# [SET PROBLEM]
Records follow. Select each line holding "MEASURED".
## Begin
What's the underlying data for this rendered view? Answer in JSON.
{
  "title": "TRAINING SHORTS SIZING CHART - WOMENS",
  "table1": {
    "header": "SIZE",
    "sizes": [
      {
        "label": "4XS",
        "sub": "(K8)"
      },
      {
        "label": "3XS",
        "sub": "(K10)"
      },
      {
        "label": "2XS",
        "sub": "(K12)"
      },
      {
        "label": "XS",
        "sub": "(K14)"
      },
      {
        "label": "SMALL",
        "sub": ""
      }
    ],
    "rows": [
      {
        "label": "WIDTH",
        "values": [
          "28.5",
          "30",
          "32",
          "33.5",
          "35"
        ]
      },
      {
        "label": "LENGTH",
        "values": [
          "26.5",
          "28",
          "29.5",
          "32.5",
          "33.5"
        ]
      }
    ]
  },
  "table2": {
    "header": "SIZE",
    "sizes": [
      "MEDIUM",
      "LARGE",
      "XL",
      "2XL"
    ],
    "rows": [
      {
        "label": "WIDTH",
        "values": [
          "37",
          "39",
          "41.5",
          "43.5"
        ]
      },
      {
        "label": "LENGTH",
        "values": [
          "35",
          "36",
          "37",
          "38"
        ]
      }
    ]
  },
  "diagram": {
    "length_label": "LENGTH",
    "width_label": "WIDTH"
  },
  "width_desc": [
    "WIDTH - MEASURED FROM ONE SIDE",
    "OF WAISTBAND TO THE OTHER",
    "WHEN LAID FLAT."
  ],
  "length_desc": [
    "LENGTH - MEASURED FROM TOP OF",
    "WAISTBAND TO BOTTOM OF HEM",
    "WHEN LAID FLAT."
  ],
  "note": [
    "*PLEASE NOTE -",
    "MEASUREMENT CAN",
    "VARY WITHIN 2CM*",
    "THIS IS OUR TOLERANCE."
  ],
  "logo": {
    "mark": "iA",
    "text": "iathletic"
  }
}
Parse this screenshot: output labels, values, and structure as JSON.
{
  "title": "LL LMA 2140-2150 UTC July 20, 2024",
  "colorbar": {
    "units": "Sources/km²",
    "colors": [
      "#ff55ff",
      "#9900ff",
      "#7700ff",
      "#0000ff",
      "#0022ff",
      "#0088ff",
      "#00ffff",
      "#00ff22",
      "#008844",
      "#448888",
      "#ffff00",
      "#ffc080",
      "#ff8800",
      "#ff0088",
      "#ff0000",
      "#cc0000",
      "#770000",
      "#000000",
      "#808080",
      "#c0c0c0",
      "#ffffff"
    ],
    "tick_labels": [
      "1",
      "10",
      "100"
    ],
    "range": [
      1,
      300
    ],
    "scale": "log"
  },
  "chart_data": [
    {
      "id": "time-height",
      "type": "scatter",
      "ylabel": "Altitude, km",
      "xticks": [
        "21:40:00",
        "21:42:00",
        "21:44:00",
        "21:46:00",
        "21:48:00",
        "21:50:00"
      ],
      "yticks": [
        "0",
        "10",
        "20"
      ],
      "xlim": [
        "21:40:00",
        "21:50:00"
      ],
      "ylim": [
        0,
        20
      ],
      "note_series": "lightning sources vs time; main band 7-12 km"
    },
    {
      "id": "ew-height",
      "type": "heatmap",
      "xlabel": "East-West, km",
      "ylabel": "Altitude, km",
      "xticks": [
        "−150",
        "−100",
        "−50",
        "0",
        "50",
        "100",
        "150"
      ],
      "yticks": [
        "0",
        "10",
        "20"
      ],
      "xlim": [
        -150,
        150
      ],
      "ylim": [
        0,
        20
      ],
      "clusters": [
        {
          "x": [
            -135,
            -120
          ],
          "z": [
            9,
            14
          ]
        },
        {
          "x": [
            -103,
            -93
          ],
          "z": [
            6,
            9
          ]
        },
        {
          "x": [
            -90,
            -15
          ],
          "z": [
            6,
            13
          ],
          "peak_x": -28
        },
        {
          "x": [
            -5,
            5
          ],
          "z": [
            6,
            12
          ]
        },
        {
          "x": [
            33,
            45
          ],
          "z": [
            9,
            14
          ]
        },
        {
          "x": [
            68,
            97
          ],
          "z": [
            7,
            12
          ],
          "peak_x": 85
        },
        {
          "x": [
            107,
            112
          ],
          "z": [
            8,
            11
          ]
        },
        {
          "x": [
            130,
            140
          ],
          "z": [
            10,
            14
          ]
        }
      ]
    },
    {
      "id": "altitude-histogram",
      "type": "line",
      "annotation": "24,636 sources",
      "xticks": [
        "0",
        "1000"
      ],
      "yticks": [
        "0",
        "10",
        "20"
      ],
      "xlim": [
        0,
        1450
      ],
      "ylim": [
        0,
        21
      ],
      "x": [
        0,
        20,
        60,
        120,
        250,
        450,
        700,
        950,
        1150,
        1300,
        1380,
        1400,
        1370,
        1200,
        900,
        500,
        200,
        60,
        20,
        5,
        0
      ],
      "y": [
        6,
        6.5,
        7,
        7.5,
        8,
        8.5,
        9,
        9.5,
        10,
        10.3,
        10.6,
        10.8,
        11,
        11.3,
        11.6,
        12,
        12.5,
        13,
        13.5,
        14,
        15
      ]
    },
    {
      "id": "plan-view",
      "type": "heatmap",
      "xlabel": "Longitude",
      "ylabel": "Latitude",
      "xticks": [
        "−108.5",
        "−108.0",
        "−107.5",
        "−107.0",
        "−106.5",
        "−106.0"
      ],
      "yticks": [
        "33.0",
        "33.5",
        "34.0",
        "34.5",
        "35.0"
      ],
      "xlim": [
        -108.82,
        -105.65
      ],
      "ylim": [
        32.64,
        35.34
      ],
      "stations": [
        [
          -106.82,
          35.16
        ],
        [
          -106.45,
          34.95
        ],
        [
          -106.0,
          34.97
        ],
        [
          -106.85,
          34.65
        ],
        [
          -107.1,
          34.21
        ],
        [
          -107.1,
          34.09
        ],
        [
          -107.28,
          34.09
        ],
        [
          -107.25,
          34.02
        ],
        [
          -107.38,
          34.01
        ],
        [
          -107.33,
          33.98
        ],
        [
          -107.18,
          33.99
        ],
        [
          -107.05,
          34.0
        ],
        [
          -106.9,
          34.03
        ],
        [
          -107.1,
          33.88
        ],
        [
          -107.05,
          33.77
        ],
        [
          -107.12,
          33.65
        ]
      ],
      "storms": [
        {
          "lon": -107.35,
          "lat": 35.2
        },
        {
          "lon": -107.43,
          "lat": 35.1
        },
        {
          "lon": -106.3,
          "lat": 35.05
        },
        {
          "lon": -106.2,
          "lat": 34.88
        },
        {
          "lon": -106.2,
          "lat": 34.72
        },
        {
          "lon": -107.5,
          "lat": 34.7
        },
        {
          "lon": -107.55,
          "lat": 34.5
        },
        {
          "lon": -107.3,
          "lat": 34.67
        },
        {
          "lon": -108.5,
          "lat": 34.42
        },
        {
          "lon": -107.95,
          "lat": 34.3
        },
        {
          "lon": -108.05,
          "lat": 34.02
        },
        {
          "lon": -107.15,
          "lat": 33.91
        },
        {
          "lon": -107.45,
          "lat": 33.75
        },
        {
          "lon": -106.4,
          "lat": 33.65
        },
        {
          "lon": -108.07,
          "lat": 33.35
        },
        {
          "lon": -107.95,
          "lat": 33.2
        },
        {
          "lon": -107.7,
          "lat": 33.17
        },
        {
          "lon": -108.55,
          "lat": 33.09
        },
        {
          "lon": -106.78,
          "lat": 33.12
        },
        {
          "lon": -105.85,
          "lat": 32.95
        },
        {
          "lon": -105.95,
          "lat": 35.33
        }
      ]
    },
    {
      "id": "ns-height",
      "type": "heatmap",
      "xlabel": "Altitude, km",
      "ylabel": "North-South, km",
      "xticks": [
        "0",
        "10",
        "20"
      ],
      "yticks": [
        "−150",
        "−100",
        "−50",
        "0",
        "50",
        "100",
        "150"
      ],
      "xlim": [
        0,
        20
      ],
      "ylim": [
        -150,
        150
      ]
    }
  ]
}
## End
# [TASK ANSWER]
    "WIDTH - MEASURED FROM ONE SIDE",
    "LENGTH - MEASURED FROM TOP OF",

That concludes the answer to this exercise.